* Problem to work on: Omit every picture and write out the rest of the records exactly.
>> start
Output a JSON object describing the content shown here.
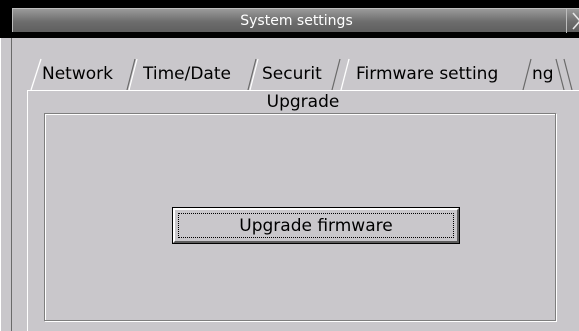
{
  "window": {
    "title": "System settings",
    "close_icon": "close-x-icon"
  },
  "tabs": [
    {
      "label": "Network",
      "active": false
    },
    {
      "label": "Time/Date",
      "active": false
    },
    {
      "label": "Securit",
      "active": false
    },
    {
      "label": "Firmware setting",
      "active": true
    },
    {
      "label": "ng",
      "active": false
    }
  ],
  "group": {
    "title": "Upgrade",
    "button_label": "Upgrade firmware"
  },
  "colors": {
    "background": "#c9c7cb",
    "titlebar": "#6d6d6d"
  }
}
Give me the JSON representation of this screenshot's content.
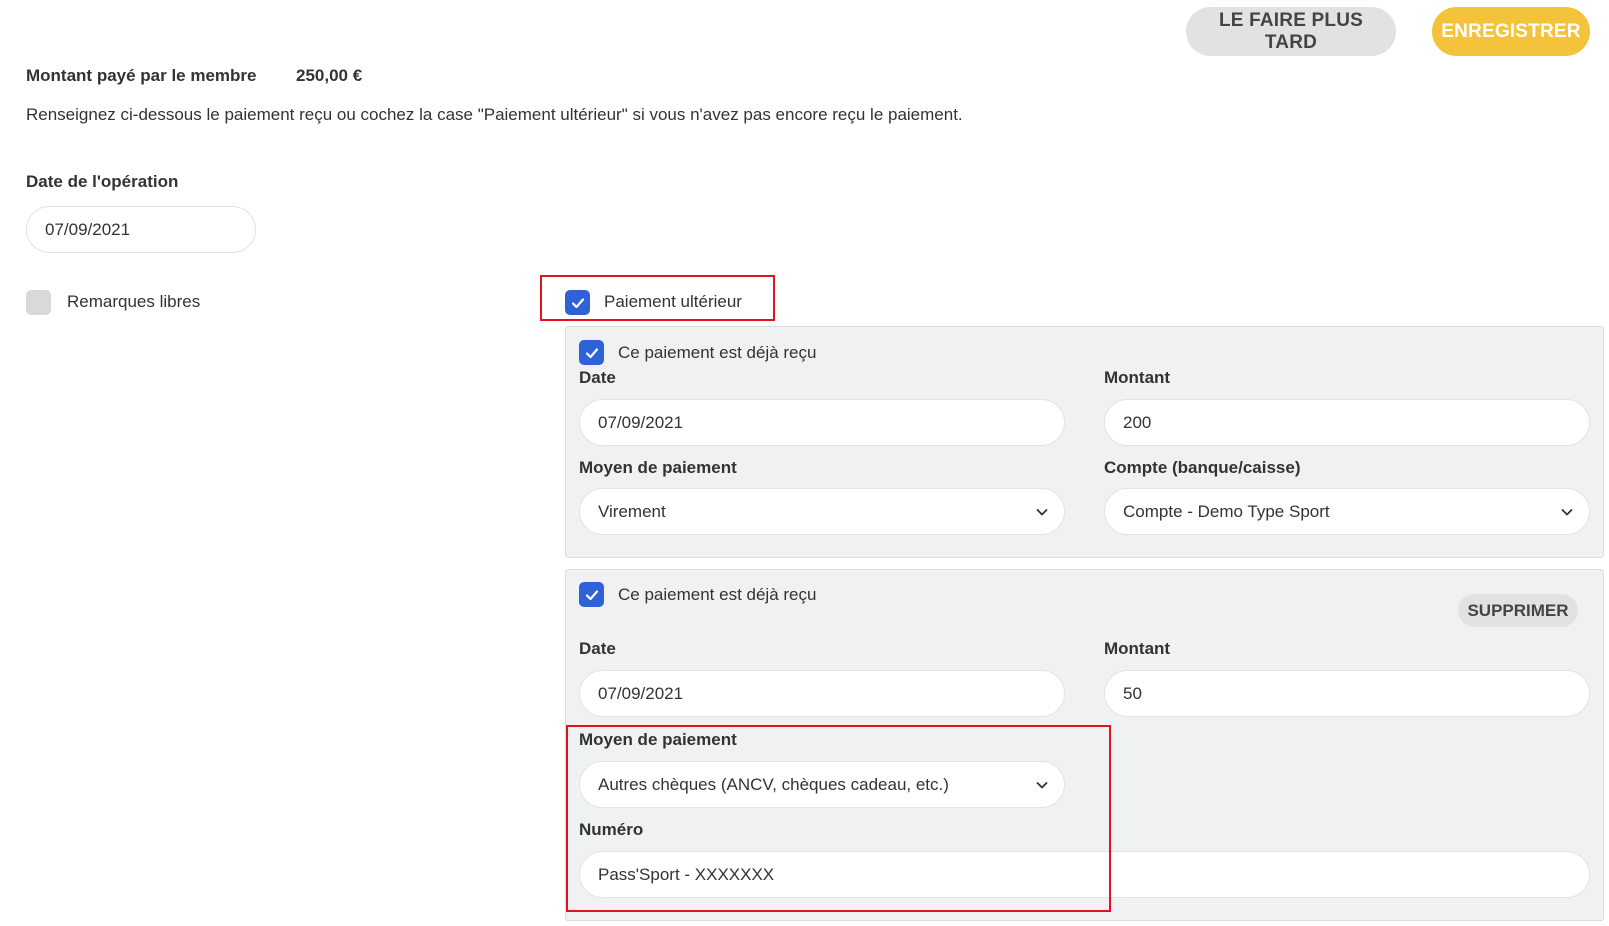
{
  "actions": {
    "later_label": "LE FAIRE PLUS TARD",
    "save_label": "ENREGISTRER"
  },
  "summary": {
    "amount_label": "Montant payé par le membre",
    "amount_value": "250,00 €",
    "instruction": "Renseignez ci-dessous le paiement reçu ou cochez la case \"Paiement ultérieur\" si vous n'avez pas encore reçu le paiement."
  },
  "operation": {
    "date_label": "Date de l'opération",
    "date_value": "07/09/2021"
  },
  "options": {
    "remarks_label": "Remarques libres",
    "remarks_checked": false,
    "later_payment_label": "Paiement ultérieur",
    "later_payment_checked": true
  },
  "payments": [
    {
      "received_label": "Ce paiement est déjà reçu",
      "received_checked": true,
      "date_label": "Date",
      "date_value": "07/09/2021",
      "amount_label": "Montant",
      "amount_value": "200",
      "method_label": "Moyen de paiement",
      "method_value": "Virement",
      "account_label": "Compte (banque/caisse)",
      "account_value": "Compte - Demo Type Sport"
    },
    {
      "received_label": "Ce paiement est déjà reçu",
      "received_checked": true,
      "delete_label": "SUPPRIMER",
      "date_label": "Date",
      "date_value": "07/09/2021",
      "amount_label": "Montant",
      "amount_value": "50",
      "method_label": "Moyen de paiement",
      "method_value": "Autres chèques (ANCV, chèques cadeau, etc.)",
      "number_label": "Numéro",
      "number_value": "Pass'Sport - XXXXXXX"
    }
  ],
  "colors": {
    "accent": "#f5c33b",
    "checkbox": "#2f62d6",
    "highlight": "#e0141e",
    "panel": "#f0f1f2"
  }
}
>> end
* Output of the exercise:
Output a JSON object describing the content shown here.
{
  "window": {
    "title": "System settings",
    "close_icon": "close-x-icon"
  },
  "tabs": [
    {
      "label": "Network",
      "active": false
    },
    {
      "label": "Time/Date",
      "active": false
    },
    {
      "label": "Securit",
      "active": false
    },
    {
      "label": "Firmware setting",
      "active": true
    },
    {
      "label": "ng",
      "active": false
    }
  ],
  "group": {
    "title": "Upgrade",
    "button_label": "Upgrade firmware"
  },
  "colors": {
    "background": "#c9c7cb",
    "titlebar": "#6d6d6d"
  }
}
Give me the JSON representation of this screenshot's content.
{
  "actions": {
    "later_label": "LE FAIRE PLUS TARD",
    "save_label": "ENREGISTRER"
  },
  "summary": {
    "amount_label": "Montant payé par le membre",
    "amount_value": "250,00 €",
    "instruction": "Renseignez ci-dessous le paiement reçu ou cochez la case \"Paiement ultérieur\" si vous n'avez pas encore reçu le paiement."
  },
  "operation": {
    "date_label": "Date de l'opération",
    "date_value": "07/09/2021"
  },
  "options": {
    "remarks_label": "Remarques libres",
    "remarks_checked": false,
    "later_payment_label": "Paiement ultérieur",
    "later_payment_checked": true
  },
  "payments": [
    {
      "received_label": "Ce paiement est déjà reçu",
      "received_checked": true,
      "date_label": "Date",
      "date_value": "07/09/2021",
      "amount_label": "Montant",
      "amount_value": "200",
      "method_label": "Moyen de paiement",
      "method_value": "Virement",
      "account_label": "Compte (banque/caisse)",
      "account_value": "Compte - Demo Type Sport"
    },
    {
      "received_label": "Ce paiement est déjà reçu",
      "received_checked": true,
      "delete_label": "SUPPRIMER",
      "date_label": "Date",
      "date_value": "07/09/2021",
      "amount_label": "Montant",
      "amount_value": "50",
      "method_label": "Moyen de paiement",
      "method_value": "Autres chèques (ANCV, chèques cadeau, etc.)",
      "number_label": "Numéro",
      "number_value": "Pass'Sport - XXXXXXX"
    }
  ],
  "colors": {
    "accent": "#f5c33b",
    "checkbox": "#2f62d6",
    "highlight": "#e0141e",
    "panel": "#f0f1f2"
  }
}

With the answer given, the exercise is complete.